▶ Written exercise: Print the records below word for word, but leave out the pictures.
####################
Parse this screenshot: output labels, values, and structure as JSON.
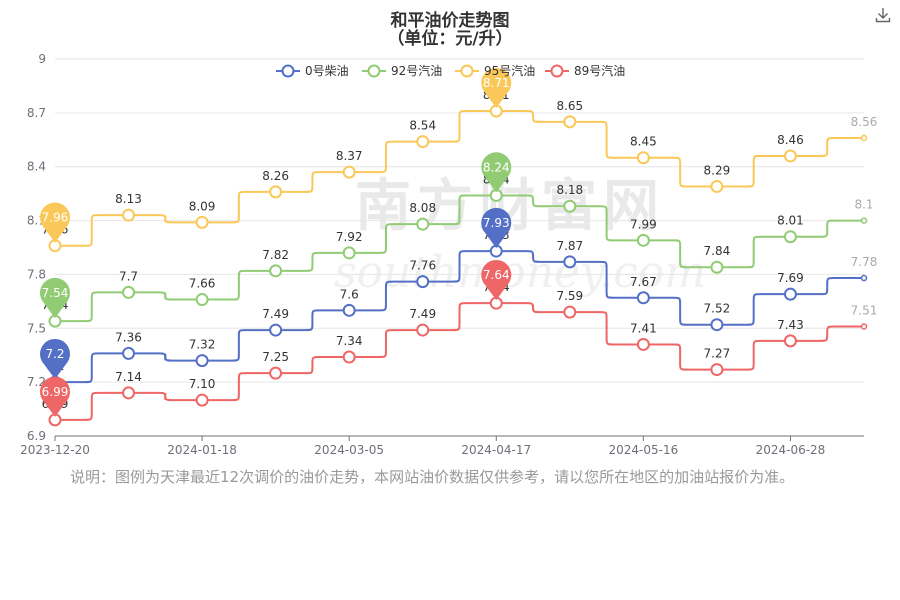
{
  "page": {
    "title": "和平油价走势图",
    "subtitle": "（单位：元/升）",
    "watermark": "南方财富网",
    "watermark_latin": "southmoney.com",
    "note": "说明：图例为天津最近12次调价的油价走势，本网站油价数据仅供参考，请以您所在地区的加油站报价为准。",
    "icons": {
      "download": "download-icon"
    }
  },
  "chart_data": {
    "type": "line",
    "title": "和平油价走势图",
    "subtitle": "（单位：元/升）",
    "x": [
      "2023-12-20",
      "",
      "2024-01-18",
      "",
      "2024-03-05",
      "",
      "2024-04-17",
      "",
      "2024-05-16",
      "",
      "2024-06-28",
      ""
    ],
    "x_tick_labels": [
      "2023-12-20",
      "2024-01-18",
      "2024-03-05",
      "2024-04-17",
      "2024-05-16",
      "2024-06-28"
    ],
    "y_ticks": [
      "6.9",
      "7.2",
      "7.5",
      "7.8",
      "8.1",
      "8.4",
      "8.7",
      "9"
    ],
    "ylim": [
      6.9,
      9
    ],
    "grid": true,
    "legend_position": "top",
    "series": [
      {
        "name": "0号柴油",
        "color": "#5470c6",
        "values": [
          7.2,
          7.36,
          7.32,
          7.49,
          7.6,
          7.76,
          7.93,
          7.87,
          7.67,
          7.52,
          7.69,
          7.78
        ],
        "labels": [
          "7.2",
          "7.36",
          "7.32",
          "7.49",
          "7.6",
          "7.76",
          "7.93",
          "7.87",
          "7.67",
          "7.52",
          "7.69",
          "7.78"
        ],
        "max_index": 6,
        "min_index": 0
      },
      {
        "name": "92号汽油",
        "color": "#91cc75",
        "values": [
          7.54,
          7.7,
          7.66,
          7.82,
          7.92,
          8.08,
          8.24,
          8.18,
          7.99,
          7.84,
          8.01,
          8.1
        ],
        "labels": [
          "7.54",
          "7.7",
          "7.66",
          "7.82",
          "7.92",
          "8.08",
          "8.24",
          "8.18",
          "7.99",
          "7.84",
          "8.01",
          "8.1"
        ],
        "max_index": 6,
        "min_index": 0
      },
      {
        "name": "95号汽油",
        "color": "#fac858",
        "values": [
          7.96,
          8.13,
          8.09,
          8.26,
          8.37,
          8.54,
          8.71,
          8.65,
          8.45,
          8.29,
          8.46,
          8.56
        ],
        "labels": [
          "7.96",
          "8.13",
          "8.09",
          "8.26",
          "8.37",
          "8.54",
          "8.71",
          "8.65",
          "8.45",
          "8.29",
          "8.46",
          "8.56"
        ],
        "max_index": 6,
        "min_index": 0
      },
      {
        "name": "89号汽油",
        "color": "#ee6666",
        "values": [
          6.99,
          7.14,
          7.1,
          7.25,
          7.34,
          7.49,
          7.64,
          7.59,
          7.41,
          7.27,
          7.43,
          7.51
        ],
        "labels": [
          "6.99",
          "7.14",
          "7.10",
          "7.25",
          "7.34",
          "7.49",
          "7.64",
          "7.59",
          "7.41",
          "7.27",
          "7.43",
          "7.51"
        ],
        "max_index": 6,
        "min_index": 0
      }
    ]
  }
}
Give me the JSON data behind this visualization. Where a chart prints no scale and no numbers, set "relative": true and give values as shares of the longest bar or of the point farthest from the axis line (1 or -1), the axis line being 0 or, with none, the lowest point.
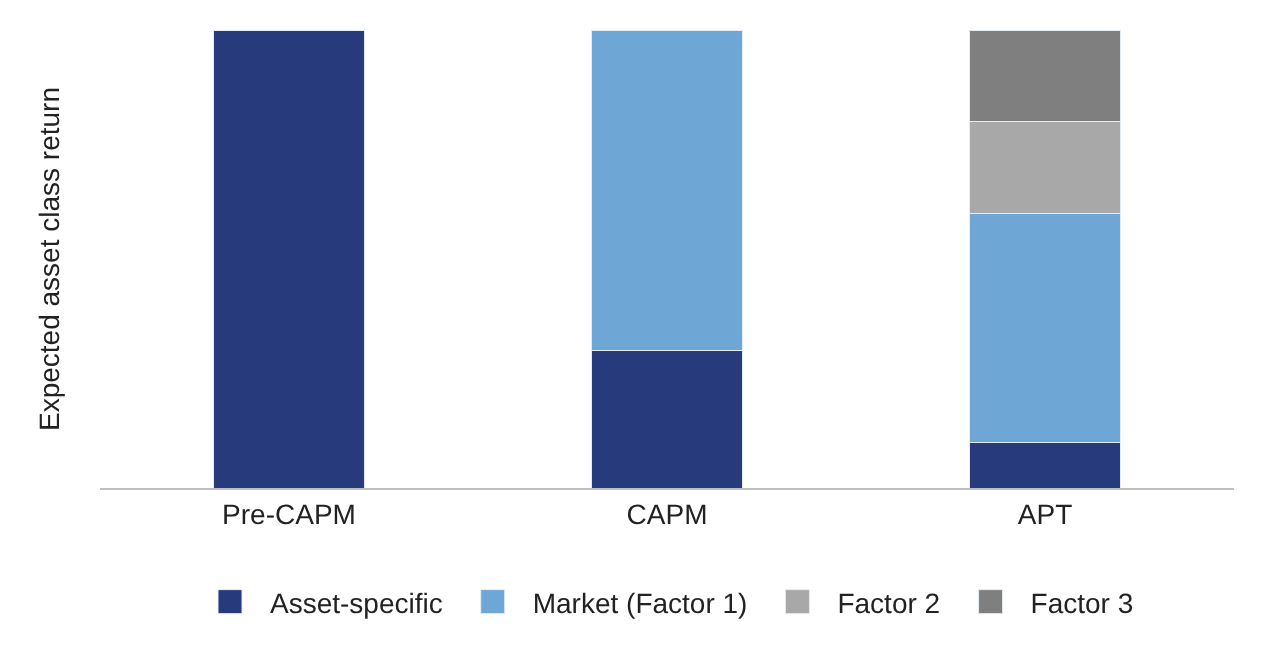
{
  "chart_data": {
    "type": "bar",
    "stacked": true,
    "relative": true,
    "ylabel": "Expected asset class return",
    "categories": [
      "Pre-CAPM",
      "CAPM",
      "APT"
    ],
    "series": [
      {
        "name": "Asset-specific",
        "color": "#263a7c",
        "values": [
          1,
          0.3,
          0.1
        ]
      },
      {
        "name": "Market (Factor 1)",
        "color": "#6ea6d6",
        "values": [
          null,
          0.7,
          0.5
        ]
      },
      {
        "name": "Factor 2",
        "color": "#a8a8a8",
        "values": [
          null,
          null,
          0.2
        ]
      },
      {
        "name": "Factor 3",
        "color": "#7f7f7f",
        "values": [
          null,
          null,
          0.2
        ]
      }
    ],
    "legend": "bottom"
  }
}
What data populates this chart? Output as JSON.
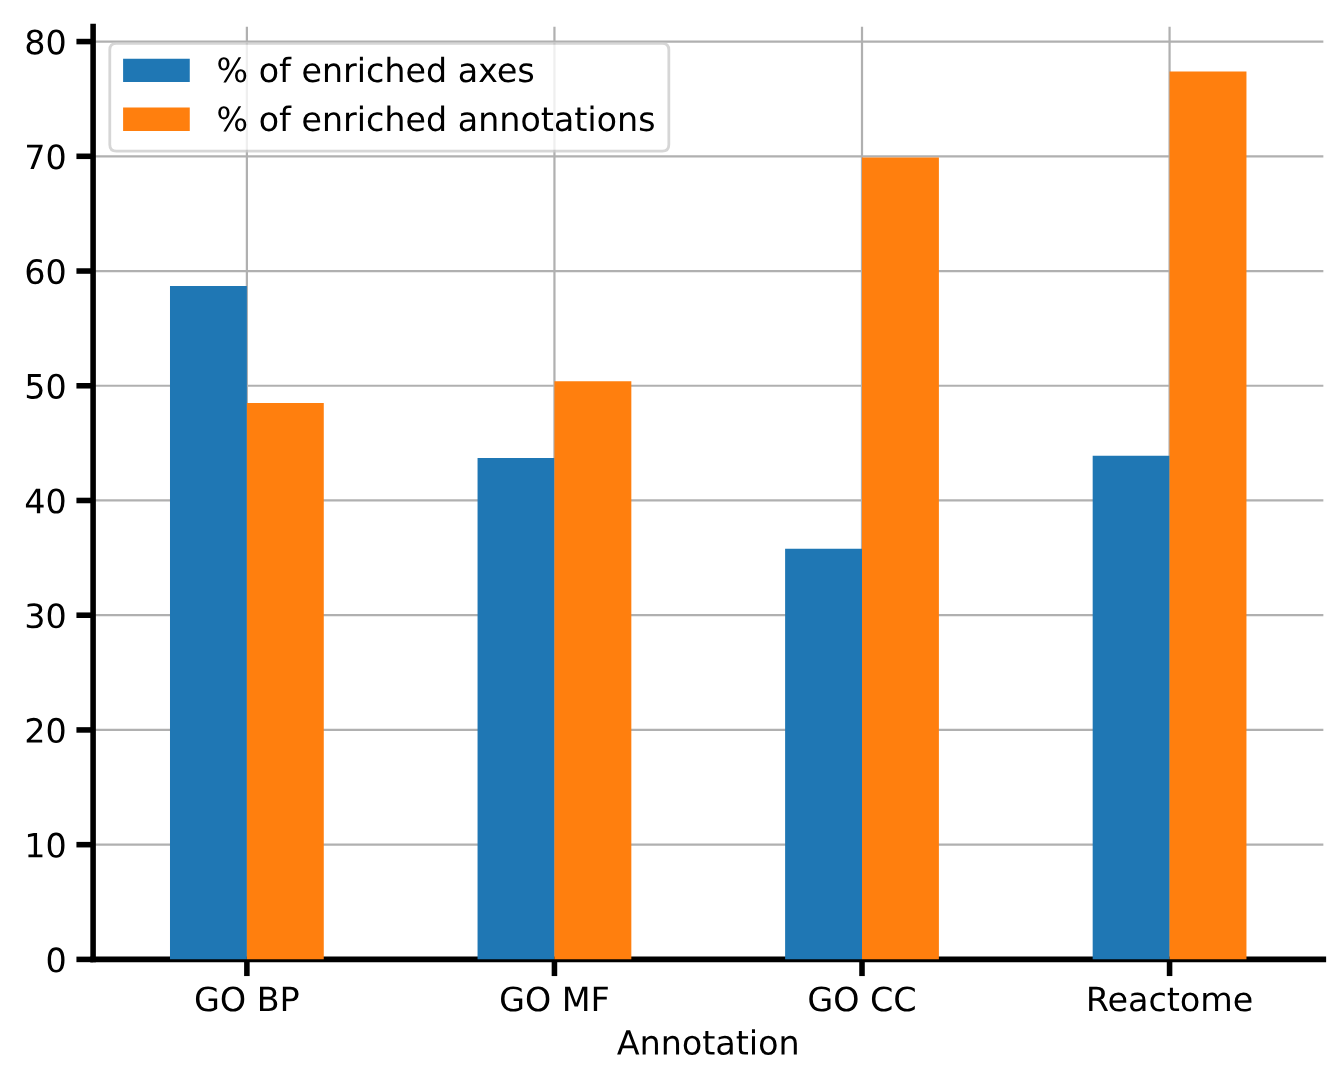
{
  "chart_data": {
    "type": "bar",
    "xlabel": "Annotation",
    "categories": [
      "GO BP",
      "GO MF",
      "GO CC",
      "Reactome"
    ],
    "series": [
      {
        "name": "% of enriched axes",
        "color": "#1f77b4",
        "values": [
          58.7,
          43.7,
          35.8,
          43.9
        ]
      },
      {
        "name": "% of enriched annotations",
        "color": "#ff7f0e",
        "values": [
          48.5,
          50.4,
          69.9,
          77.4
        ]
      }
    ],
    "ylim": [
      0,
      81.3
    ],
    "yticks": [
      0,
      10,
      20,
      30,
      40,
      50,
      60,
      70,
      80
    ],
    "grid": true,
    "legend": "top left"
  }
}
####################
▶ Task answer:
Parse this screenshot: output labels, values, and structure as JSON.
{
  "page": {
    "title": "和平油价走势图",
    "subtitle": "（单位：元/升）",
    "watermark": "南方财富网",
    "watermark_latin": "southmoney.com",
    "note": "说明：图例为天津最近12次调价的油价走势，本网站油价数据仅供参考，请以您所在地区的加油站报价为准。",
    "icons": {
      "download": "download-icon"
    }
  },
  "chart_data": {
    "type": "line",
    "title": "和平油价走势图",
    "subtitle": "（单位：元/升）",
    "x": [
      "2023-12-20",
      "",
      "2024-01-18",
      "",
      "2024-03-05",
      "",
      "2024-04-17",
      "",
      "2024-05-16",
      "",
      "2024-06-28",
      ""
    ],
    "x_tick_labels": [
      "2023-12-20",
      "2024-01-18",
      "2024-03-05",
      "2024-04-17",
      "2024-05-16",
      "2024-06-28"
    ],
    "y_ticks": [
      "6.9",
      "7.2",
      "7.5",
      "7.8",
      "8.1",
      "8.4",
      "8.7",
      "9"
    ],
    "ylim": [
      6.9,
      9
    ],
    "grid": true,
    "legend_position": "top",
    "series": [
      {
        "name": "0号柴油",
        "color": "#5470c6",
        "values": [
          7.2,
          7.36,
          7.32,
          7.49,
          7.6,
          7.76,
          7.93,
          7.87,
          7.67,
          7.52,
          7.69,
          7.78
        ],
        "labels": [
          "7.2",
          "7.36",
          "7.32",
          "7.49",
          "7.6",
          "7.76",
          "7.93",
          "7.87",
          "7.67",
          "7.52",
          "7.69",
          "7.78"
        ],
        "max_index": 6,
        "min_index": 0
      },
      {
        "name": "92号汽油",
        "color": "#91cc75",
        "values": [
          7.54,
          7.7,
          7.66,
          7.82,
          7.92,
          8.08,
          8.24,
          8.18,
          7.99,
          7.84,
          8.01,
          8.1
        ],
        "labels": [
          "7.54",
          "7.7",
          "7.66",
          "7.82",
          "7.92",
          "8.08",
          "8.24",
          "8.18",
          "7.99",
          "7.84",
          "8.01",
          "8.1"
        ],
        "max_index": 6,
        "min_index": 0
      },
      {
        "name": "95号汽油",
        "color": "#fac858",
        "values": [
          7.96,
          8.13,
          8.09,
          8.26,
          8.37,
          8.54,
          8.71,
          8.65,
          8.45,
          8.29,
          8.46,
          8.56
        ],
        "labels": [
          "7.96",
          "8.13",
          "8.09",
          "8.26",
          "8.37",
          "8.54",
          "8.71",
          "8.65",
          "8.45",
          "8.29",
          "8.46",
          "8.56"
        ],
        "max_index": 6,
        "min_index": 0
      },
      {
        "name": "89号汽油",
        "color": "#ee6666",
        "values": [
          6.99,
          7.14,
          7.1,
          7.25,
          7.34,
          7.49,
          7.64,
          7.59,
          7.41,
          7.27,
          7.43,
          7.51
        ],
        "labels": [
          "6.99",
          "7.14",
          "7.10",
          "7.25",
          "7.34",
          "7.49",
          "7.64",
          "7.59",
          "7.41",
          "7.27",
          "7.43",
          "7.51"
        ],
        "max_index": 6,
        "min_index": 0
      }
    ]
  }
}
Give me the JSON data behind this visualization. Where a chart prints no scale and no numbers, set "relative": true and give values as shares of the longest bar or of the point farthest from the axis line (1 or -1), the axis line being 0 or, with none, the lowest point.
{
  "chart_data": {
    "type": "bar",
    "stacked": true,
    "relative": true,
    "ylabel": "Expected asset class return",
    "categories": [
      "Pre-CAPM",
      "CAPM",
      "APT"
    ],
    "series": [
      {
        "name": "Asset-specific",
        "color": "#263a7c",
        "values": [
          1,
          0.3,
          0.1
        ]
      },
      {
        "name": "Market (Factor 1)",
        "color": "#6ea6d6",
        "values": [
          null,
          0.7,
          0.5
        ]
      },
      {
        "name": "Factor 2",
        "color": "#a8a8a8",
        "values": [
          null,
          null,
          0.2
        ]
      },
      {
        "name": "Factor 3",
        "color": "#7f7f7f",
        "values": [
          null,
          null,
          0.2
        ]
      }
    ],
    "legend": "bottom"
  }
}
What data populates this chart? Output as JSON.
{
  "chart_data": {
    "type": "bar",
    "xlabel": "Annotation",
    "categories": [
      "GO BP",
      "GO MF",
      "GO CC",
      "Reactome"
    ],
    "series": [
      {
        "name": "% of enriched axes",
        "color": "#1f77b4",
        "values": [
          58.7,
          43.7,
          35.8,
          43.9
        ]
      },
      {
        "name": "% of enriched annotations",
        "color": "#ff7f0e",
        "values": [
          48.5,
          50.4,
          69.9,
          77.4
        ]
      }
    ],
    "ylim": [
      0,
      81.3
    ],
    "yticks": [
      0,
      10,
      20,
      30,
      40,
      50,
      60,
      70,
      80
    ],
    "grid": true,
    "legend": "top left"
  }
}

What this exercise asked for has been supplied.